§ WHAT THIS TASK INVOLVES
Scan the records and identify every line in which the string "Finishing" occurs, then return those lines.

§ DATA SHOWN
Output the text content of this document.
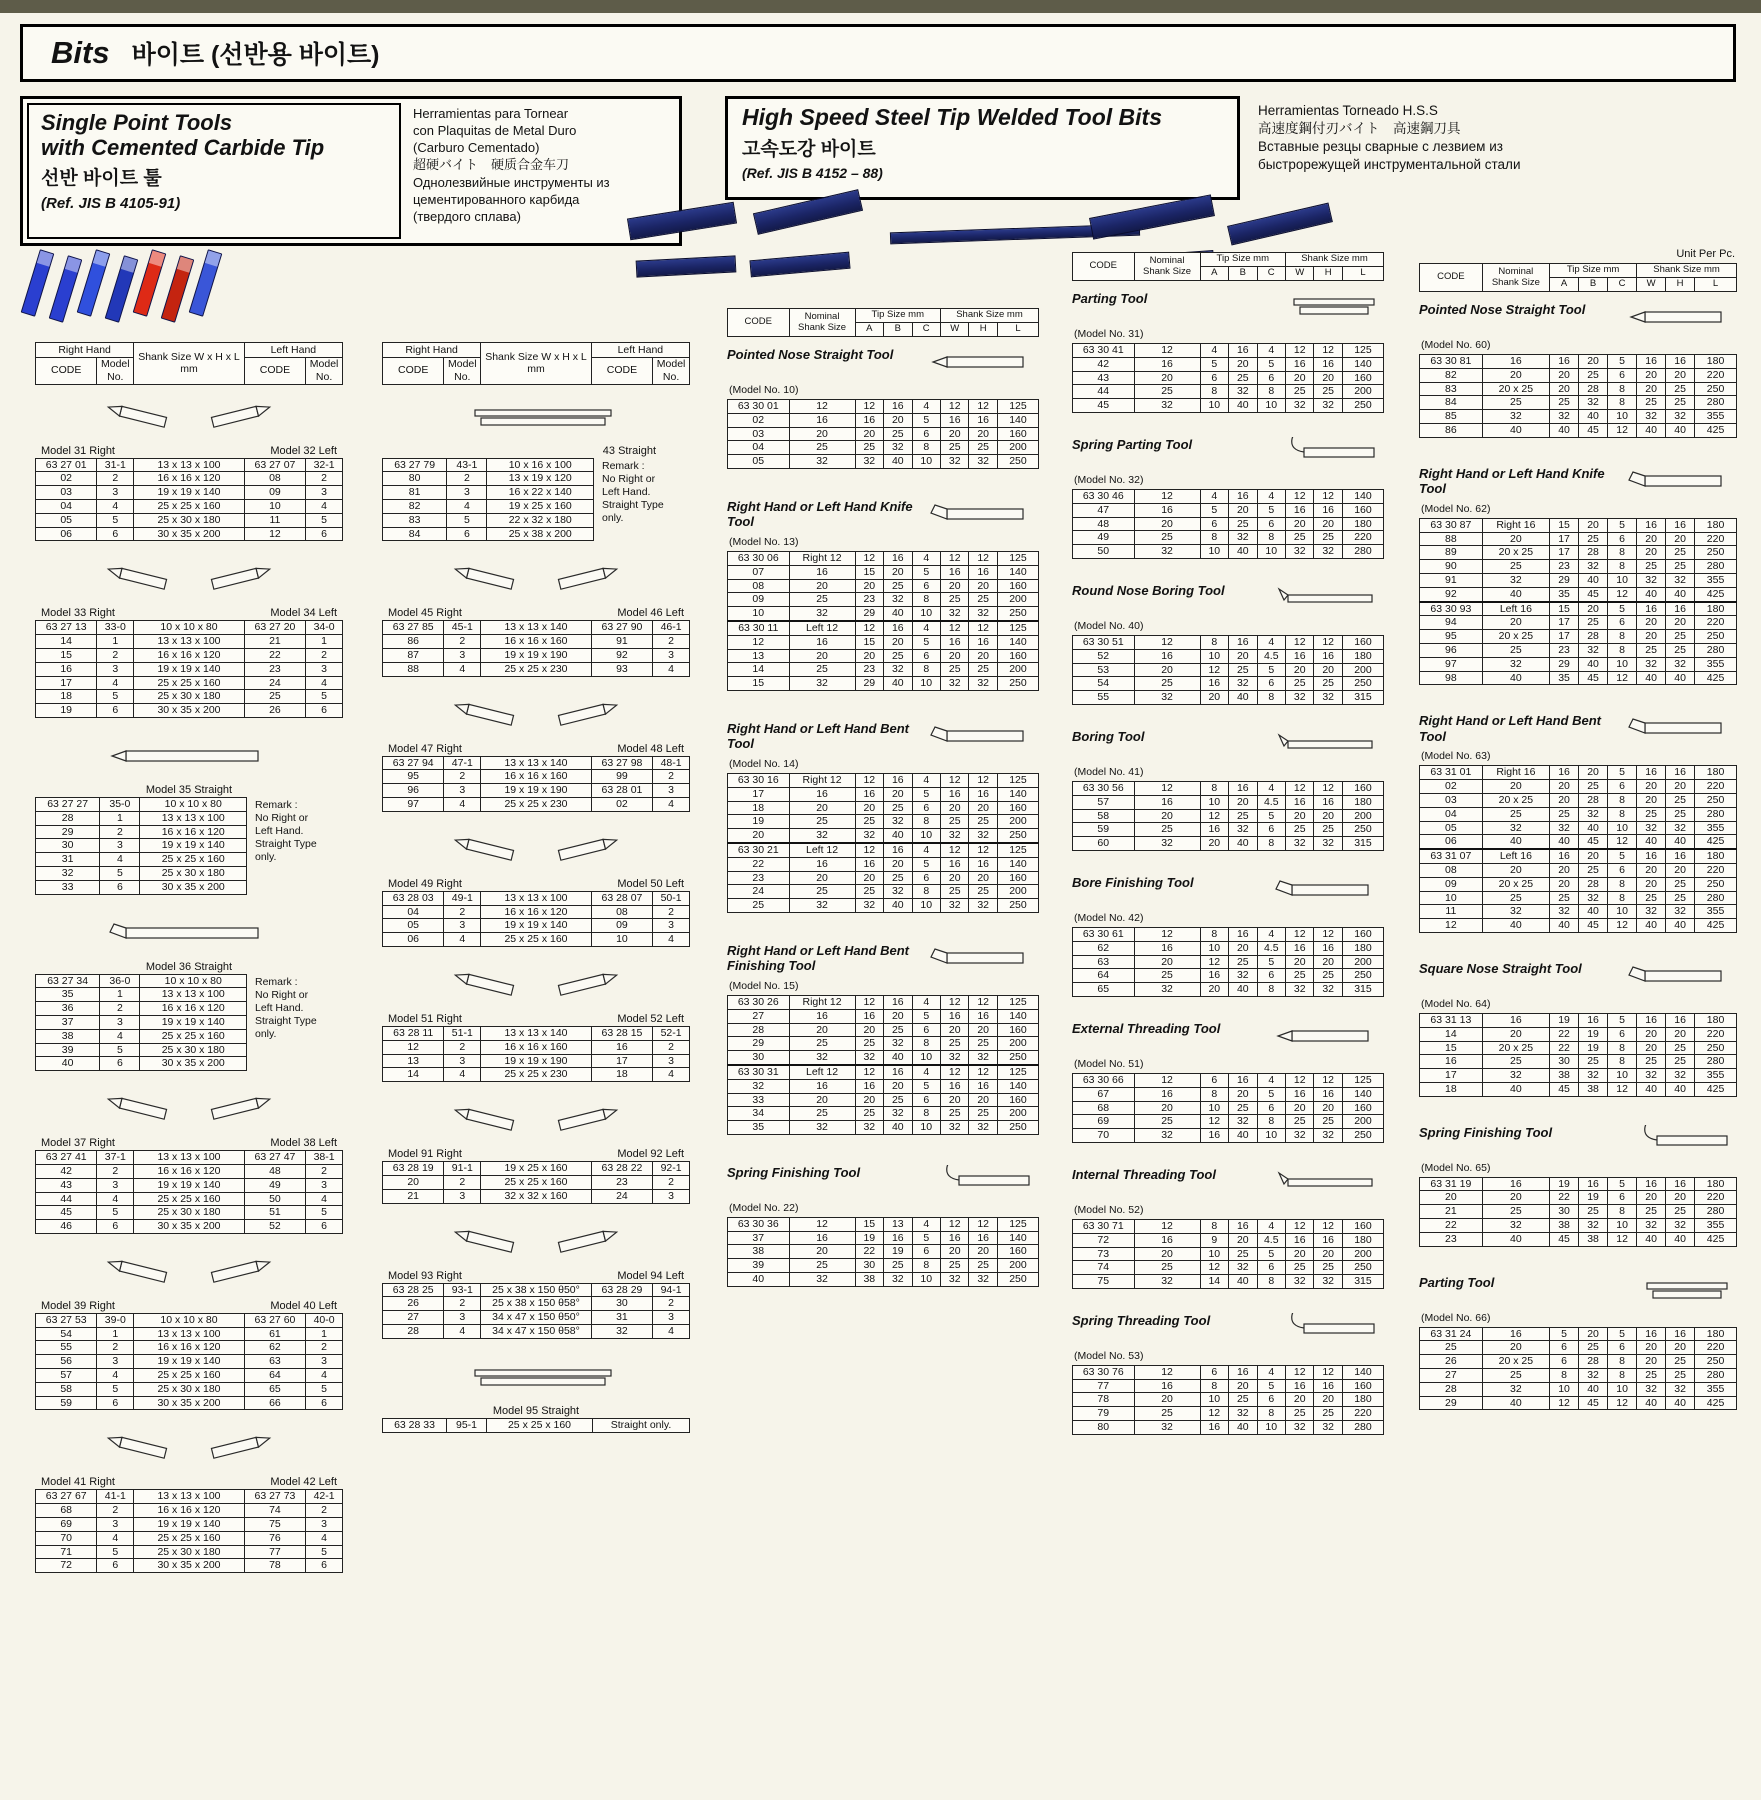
Bits 바이트 (선반용 바이트)
Single Point Tools
with Cemented Carbide Tip
선반 바이트 툴
(Ref. JIS B 4105-91)
Herramientas para Tornear
con Plaquitas de Metal Duro
(Carburo Cementado)
超硬バイト　硬质合金车刀
Однолезвийные инструменты из
цементированного карбида
(твердого сплава)
High Speed Steel Tip Welded Tool Bits
고속도강 바이트
(Ref. JIS B 4152 – 88)
Herramientas Torneado H.S.S
高速度鋼付刃バイト　高速鋼刀具
Вставные резцы сварные с лезвием из
быстрорежущей инструментальной стали
Right Hand		Shank Size W x H x L mm	Left Hand	
CODE	Model No.		CODE	Model No.
Model 31 Right	Model 32 Left
63 27 01	31-1	13 x 13 x 100	63 27 07	32-1
02	2	16 x 16 x 120	08	2
03	3	19 x 19 x 140	09	3
04	4	25 x 25 x 160	10	4
05	5	25 x 30 x 180	11	5
06	6	30 x 35 x 200	12	6
Model 33 Right	Model 34 Left
63 27 13	33-0	10 x 10 x 80	63 27 20	34-0
14	1	13 x 13 x 100	21	1
15	2	16 x 16 x 120	22	2
16	3	19 x 19 x 140	23	3
17	4	25 x 25 x 160	24	4
18	5	25 x 30 x 180	25	5
19	6	30 x 35 x 200	26	6
Model 35 Straight
63 27 27	35-0	10 x 10 x 80
28	1	13 x 13 x 100
29	2	16 x 16 x 120
30	3	19 x 19 x 140
31	4	25 x 25 x 160
32	5	25 x 30 x 180
33	6	30 x 35 x 200
Remark :
No Right or
Left Hand.
Straight Type
only.
Model 36 Straight
63 27 34	36-0	10 x 10 x 80
35	1	13 x 13 x 100
36	2	16 x 16 x 120
37	3	19 x 19 x 140
38	4	25 x 25 x 160
39	5	25 x 30 x 180
40	6	30 x 35 x 200
Remark :
No Right or
Left Hand.
Straight Type
only.
Model 37 Right	Model 38 Left
63 27 41	37-1	13 x 13 x 100	63 27 47	38-1
42	2	16 x 16 x 120	48	2
43	3	19 x 19 x 140	49	3
44	4	25 x 25 x 160	50	4
45	5	25 x 30 x 180	51	5
46	6	30 x 35 x 200	52	6
Model 39 Right	Model 40 Left
63 27 53	39-0	10 x 10 x 80	63 27 60	40-0
54	1	13 x 13 x 100	61	1
55	2	16 x 16 x 120	62	2
56	3	19 x 19 x 140	63	3
57	4	25 x 25 x 160	64	4
58	5	25 x 30 x 180	65	5
59	6	30 x 35 x 200	66	6
Model 41 Right	Model 42 Left
63 27 67	41-1	13 x 13 x 100	63 27 73	42-1
68	2	16 x 16 x 120	74	2
69	3	19 x 19 x 140	75	3
70	4	25 x 25 x 160	76	4
71	5	25 x 30 x 180	77	5
72	6	30 x 35 x 200	78	6
Right Hand		Shank Size W x H x L mm	Left Hand	
CODE	Model No.		CODE	Model No.
43 Straight
63 27 79	43-1	10 x 16 x 100
80	2	13 x 19 x 120
81	3	16 x 22 x 140
82	4	19 x 25 x 160
83	5	22 x 32 x 180
84	6	25 x 38 x 200
Remark :
No Right or
Left Hand.
Straight Type
only.
Model 45 Right	Model 46 Left
63 27 85	45-1	13 x 13 x 140	63 27 90	46-1
86	2	16 x 16 x 160	91	2
87	3	19 x 19 x 190	92	3
88	4	25 x 25 x 230	93	4
Model 47 Right	Model 48 Left
63 27 94	47-1	13 x 13 x 140	63 27 98	48-1
95	2	16 x 16 x 160	99	2
96	3	19 x 19 x 190	63 28 01	3
97	4	25 x 25 x 230	02	4
Model 49 Right	Model 50 Left
63 28 03	49-1	13 x 13 x 100	63 28 07	50-1
04	2	16 x 16 x 120	08	2
05	3	19 x 19 x 140	09	3
06	4	25 x 25 x 160	10	4
Model 51 Right	Model 52 Left
63 28 11	51-1	13 x 13 x 140	63 28 15	52-1
12	2	16 x 16 x 160	16	2
13	3	19 x 19 x 190	17	3
14	4	25 x 25 x 230	18	4
Model 91 Right	Model 92 Left
63 28 19	91-1	19 x 25 x 160	63 28 22	92-1
20	2	25 x 25 x 160	23	2
21	3	32 x 32 x 160	24	3
Model 93 Right	Model 94 Left
63 28 25	93-1	25 x 38 x 150 θ50°	63 28 29	94-1
26	2	25 x 38 x 150 θ58°	30	2
27	3	34 x 47 x 150 θ50°	31	3
28	4	34 x 47 x 150 θ58°	32	4
Model 95 Straight
63 28 33	95-1	25 x 25 x 160	Straight only.
CODE	Nominal Shank Size	Tip Size mm			Shank Size mm		
		A	B	C	W	H	L
Pointed Nose Straight Tool
(Model No. 10)
63 30 01	12	12	16	4	12	12	125
02	16	16	20	5	16	16	140
03	20	20	25	6	20	20	160
04	25	25	32	8	25	25	200
05	32	32	40	10	32	32	250
Right Hand or Left Hand Knife Tool
(Model No. 13)
63 30 06	Right 12	12	16	4	12	12	125
07	16	15	20	5	16	16	140
08	20	20	25	6	20	20	160
09	25	23	32	8	25	25	200
10	32	29	40	10	32	32	250
63 30 11	Left 12	12	16	4	12	12	125
12	16	15	20	5	16	16	140
13	20	20	25	6	20	20	160
14	25	23	32	8	25	25	200
15	32	29	40	10	32	32	250
Right Hand or Left Hand Bent Tool
(Model No. 14)
63 30 16	Right 12	12	16	4	12	12	125
17	16	16	20	5	16	16	140
18	20	20	25	6	20	20	160
19	25	25	32	8	25	25	200
20	32	32	40	10	32	32	250
63 30 21	Left 12	12	16	4	12	12	125
22	16	16	20	5	16	16	140
23	20	20	25	6	20	20	160
24	25	25	32	8	25	25	200
25	32	32	40	10	32	32	250
Right Hand or Left Hand Bent Finishing Tool
(Model No. 15)
63 30 26	Right 12	12	16	4	12	12	125
27	16	16	20	5	16	16	140
28	20	20	25	6	20	20	160
29	25	25	32	8	25	25	200
30	32	32	40	10	32	32	250
63 30 31	Left 12	12	16	4	12	12	125
32	16	16	20	5	16	16	140
33	20	20	25	6	20	20	160
34	25	25	32	8	25	25	200
35	32	32	40	10	32	32	250
Spring Finishing Tool
(Model No. 22)
63 30 36	12	15	13	4	12	12	125
37	16	19	16	5	16	16	140
38	20	22	19	6	20	20	160
39	25	30	25	8	25	25	200
40	32	38	32	10	32	32	250
CODE	Nominal Shank Size	Tip Size mm			Shank Size mm		
		A	B	C	W	H	L
Parting Tool
(Model No. 31)
63 30 41	12	4	16	4	12	12	125
42	16	5	20	5	16	16	140
43	20	6	25	6	20	20	160
44	25	8	32	8	25	25	200
45	32	10	40	10	32	32	250
Spring Parting Tool
(Model No. 32)
63 30 46	12	4	16	4	12	12	140
47	16	5	20	5	16	16	160
48	20	6	25	6	20	20	180
49	25	8	32	8	25	25	220
50	32	10	40	10	32	32	280
Round Nose Boring Tool
(Model No. 40)
63 30 51	12	8	16	4	12	12	160
52	16	10	20	4.5	16	16	180
53	20	12	25	5	20	20	200
54	25	16	32	6	25	25	250
55	32	20	40	8	32	32	315
Boring Tool
(Model No. 41)
63 30 56	12	8	16	4	12	12	160
57	16	10	20	4.5	16	16	180
58	20	12	25	5	20	20	200
59	25	16	32	6	25	25	250
60	32	20	40	8	32	32	315
Bore Finishing Tool
(Model No. 42)
63 30 61	12	8	16	4	12	12	160
62	16	10	20	4.5	16	16	180
63	20	12	25	5	20	20	200
64	25	16	32	6	25	25	250
65	32	20	40	8	32	32	315
External Threading Tool
(Model No. 51)
63 30 66	12	6	16	4	12	12	125
67	16	8	20	5	16	16	140
68	20	10	25	6	20	20	160
69	25	12	32	8	25	25	200
70	32	16	40	10	32	32	250
Internal Threading Tool
(Model No. 52)
63 30 71	12	8	16	4	12	12	160
72	16	9	20	4.5	16	16	180
73	20	10	25	5	20	20	200
74	25	12	32	6	25	25	250
75	32	14	40	8	32	32	315
Spring Threading Tool
(Model No. 53)
63 30 76	12	6	16	4	12	12	140
77	16	8	20	5	16	16	160
78	20	10	25	6	20	20	180
79	25	12	32	8	25	25	220
80	32	16	40	10	32	32	280
Unit Per Pc.
CODE	Nominal Shank Size	Tip Size mm			Shank Size mm		
		A	B	C	W	H	L
Pointed Nose Straight Tool
(Model No. 60)
63 30 81	16	16	20	5	16	16	180
82	20	20	25	6	20	20	220
83	20 x 25	20	28	8	20	25	250
84	25	25	32	8	25	25	280
85	32	32	40	10	32	32	355
86	40	40	45	12	40	40	425
Right Hand or Left Hand Knife Tool
(Model No. 62)
63 30 87	Right 16	15	20	5	16	16	180
88	20	17	25	6	20	20	220
89	20 x 25	17	28	8	20	25	250
90	25	23	32	8	25	25	280
91	32	29	40	10	32	32	355
92	40	35	45	12	40	40	425
63 30 93	Left 16	15	20	5	16	16	180
94	20	17	25	6	20	20	220
95	20 x 25	17	28	8	20	25	250
96	25	23	32	8	25	25	280
97	32	29	40	10	32	32	355
98	40	35	45	12	40	40	425
Right Hand or Left Hand Bent Tool
(Model No. 63)
63 31 01	Right 16	16	20	5	16	16	180
02	20	20	25	6	20	20	220
03	20 x 25	20	28	8	20	25	250
04	25	25	32	8	25	25	280
05	32	32	40	10	32	32	355
06	40	40	45	12	40	40	425
63 31 07	Left 16	16	20	5	16	16	180
08	20	20	25	6	20	20	220
09	20 x 25	20	28	8	20	25	250
10	25	25	32	8	25	25	280
11	32	32	40	10	32	32	355
12	40	40	45	12	40	40	425
Square Nose Straight Tool
(Model No. 64)
63 31 13	16	19	16	5	16	16	180
14	20	22	19	6	20	20	220
15	20 x 25	22	19	8	20	25	250
16	25	30	25	8	25	25	280
17	32	38	32	10	32	32	355
18	40	45	38	12	40	40	425
Spring Finishing Tool
(Model No. 65)
63 31 19	16	19	16	5	16	16	180
20	20	22	19	6	20	20	220
21	25	30	25	8	25	25	280
22	32	38	32	10	32	32	355
23	40	45	38	12	40	40	425
Parting Tool
(Model No. 66)
63 31 24	16	5	20	5	16	16	180
25	20	6	25	6	20	20	220
26	20 x 25	6	28	8	20	25	250
27	25	8	32	8	25	25	280
28	32	10	40	10	32	32	355
29	40	12	45	12	40	40	425
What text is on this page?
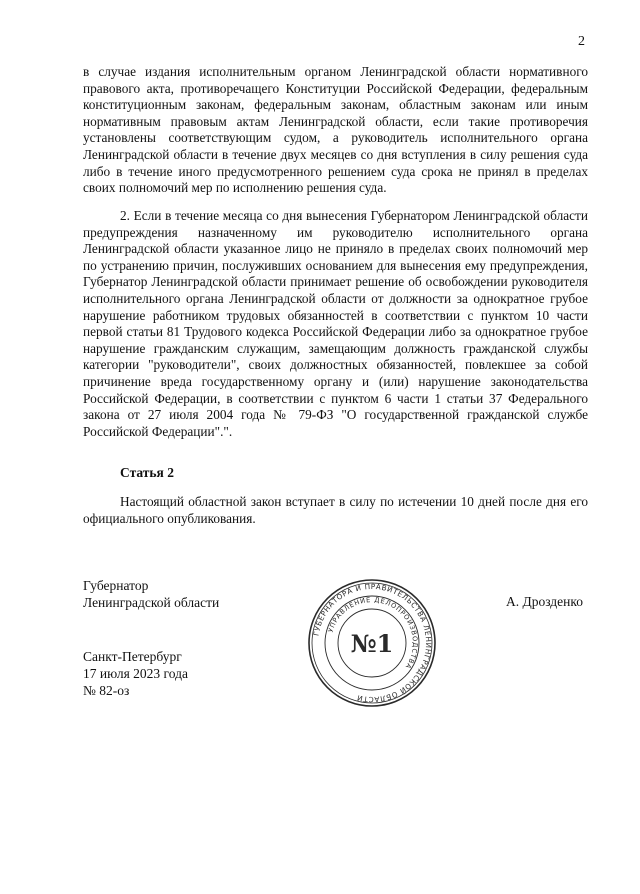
2

в случае издания исполнительным органом Ленинградской области нормативного правового акта, противоречащего Конституции Российской Федерации, федеральным конституционным законам, федеральным законам, областным законам или иным нормативным правовым актам Ленинградской области, если такие противоречия установлены соответствующим судом, а руководитель исполнительного органа Ленинградской области в течение двух месяцев со дня вступления в силу решения суда либо в течение иного предусмотренного решением суда срока не принял в пределах своих полномочий мер по исполнению решения суда.

2. Если в течение месяца со дня вынесения Губернатором Ленинградской области предупреждения назначенному им руководителю исполнительного органа Ленинградской области указанное лицо не приняло в пределах своих полномочий мер по устранению причин, послуживших основанием для вынесения ему предупреждения, Губернатор Ленинградской области принимает решение об освобождении руководителя исполнительного органа Ленинградской области от должности за однократное грубое нарушение работником трудовых обязанностей в соответствии с пунктом 10 части первой статьи 81 Трудового кодекса Российской Федерации либо за однократное грубое нарушение гражданским служащим, замещающим должность гражданской службы категории "руководители", своих должностных обязанностей, повлекшее за собой причинение вреда государственному органу и (или) нарушение законодательства Российской Федерации, в соответствии с пунктом 6 части 1 статьи 37 Федерального закона от 27 июля 2004 года № 79-ФЗ "О государственной гражданской службе Российской Федерации".".

Статья 2

Настоящий областной закон вступает в силу по истечении 10 дней после дня его официального опубликования.

Губернатор
Ленинградской области	А. Дрозденко
Санкт-Петербург
17 июля 2023 года
№ 82-оз
ГУБЕРНАТОРА И ПРАВИТЕЛЬСТВА ЛЕНИНГРАДСКОЙ ОБЛАСТИ
УПРАВЛЕНИЕ ДЕЛОПРОИЗВОДСТВА
№1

§ EXERCISE RESULT
Right Hand or Left Hand Bent Finishing Tool
Spring Finishing Tool
Bore Finishing Tool
Spring Finishing Tool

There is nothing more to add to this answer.